Given task:
Pull out all lines from the listing below in which the word "name" appears.
───── Extracted data ─────
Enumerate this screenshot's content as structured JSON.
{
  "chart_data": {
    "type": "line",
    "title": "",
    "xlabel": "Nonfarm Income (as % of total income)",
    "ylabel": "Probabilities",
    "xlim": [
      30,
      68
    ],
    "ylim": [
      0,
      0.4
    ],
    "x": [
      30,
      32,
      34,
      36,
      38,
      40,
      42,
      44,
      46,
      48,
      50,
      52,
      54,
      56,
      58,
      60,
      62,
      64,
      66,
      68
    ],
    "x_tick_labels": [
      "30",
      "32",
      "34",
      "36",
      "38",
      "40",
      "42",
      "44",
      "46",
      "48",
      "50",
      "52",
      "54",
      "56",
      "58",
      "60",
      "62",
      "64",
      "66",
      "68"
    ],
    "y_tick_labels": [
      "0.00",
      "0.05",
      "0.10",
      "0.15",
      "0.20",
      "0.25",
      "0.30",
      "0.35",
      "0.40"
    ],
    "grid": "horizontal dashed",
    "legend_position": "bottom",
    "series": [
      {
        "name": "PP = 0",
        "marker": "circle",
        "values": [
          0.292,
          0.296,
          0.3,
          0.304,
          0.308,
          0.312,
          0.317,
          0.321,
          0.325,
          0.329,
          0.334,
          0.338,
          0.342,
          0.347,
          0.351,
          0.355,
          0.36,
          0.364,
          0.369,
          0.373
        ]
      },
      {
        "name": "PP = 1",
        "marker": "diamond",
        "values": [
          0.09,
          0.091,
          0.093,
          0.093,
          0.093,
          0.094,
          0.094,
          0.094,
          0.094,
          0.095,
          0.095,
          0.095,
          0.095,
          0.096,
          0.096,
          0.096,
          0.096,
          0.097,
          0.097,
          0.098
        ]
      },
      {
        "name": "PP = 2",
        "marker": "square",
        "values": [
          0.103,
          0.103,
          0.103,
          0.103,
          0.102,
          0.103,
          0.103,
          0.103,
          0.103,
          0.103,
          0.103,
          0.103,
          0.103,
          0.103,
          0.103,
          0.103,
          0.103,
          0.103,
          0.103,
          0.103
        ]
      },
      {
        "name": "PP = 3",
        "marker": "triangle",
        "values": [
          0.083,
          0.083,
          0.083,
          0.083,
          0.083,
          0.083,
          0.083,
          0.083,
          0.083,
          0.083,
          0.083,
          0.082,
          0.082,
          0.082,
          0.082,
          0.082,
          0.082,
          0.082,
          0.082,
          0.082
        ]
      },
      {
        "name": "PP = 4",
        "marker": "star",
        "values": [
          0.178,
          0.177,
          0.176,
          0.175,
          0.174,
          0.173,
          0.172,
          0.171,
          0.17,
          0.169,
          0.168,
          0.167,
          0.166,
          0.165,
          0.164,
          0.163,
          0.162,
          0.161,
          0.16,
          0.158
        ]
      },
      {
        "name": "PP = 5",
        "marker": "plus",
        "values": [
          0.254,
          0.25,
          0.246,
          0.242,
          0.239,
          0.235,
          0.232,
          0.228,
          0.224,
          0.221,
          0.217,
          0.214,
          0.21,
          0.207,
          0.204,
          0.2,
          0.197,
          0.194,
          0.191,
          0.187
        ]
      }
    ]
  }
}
─────
Expected answer:
        "name": "PP = 0",
        "name": "PP = 1",
        "name": "PP = 2",
        "name": "PP = 3",
        "name": "PP = 4",
        "name": "PP = 5",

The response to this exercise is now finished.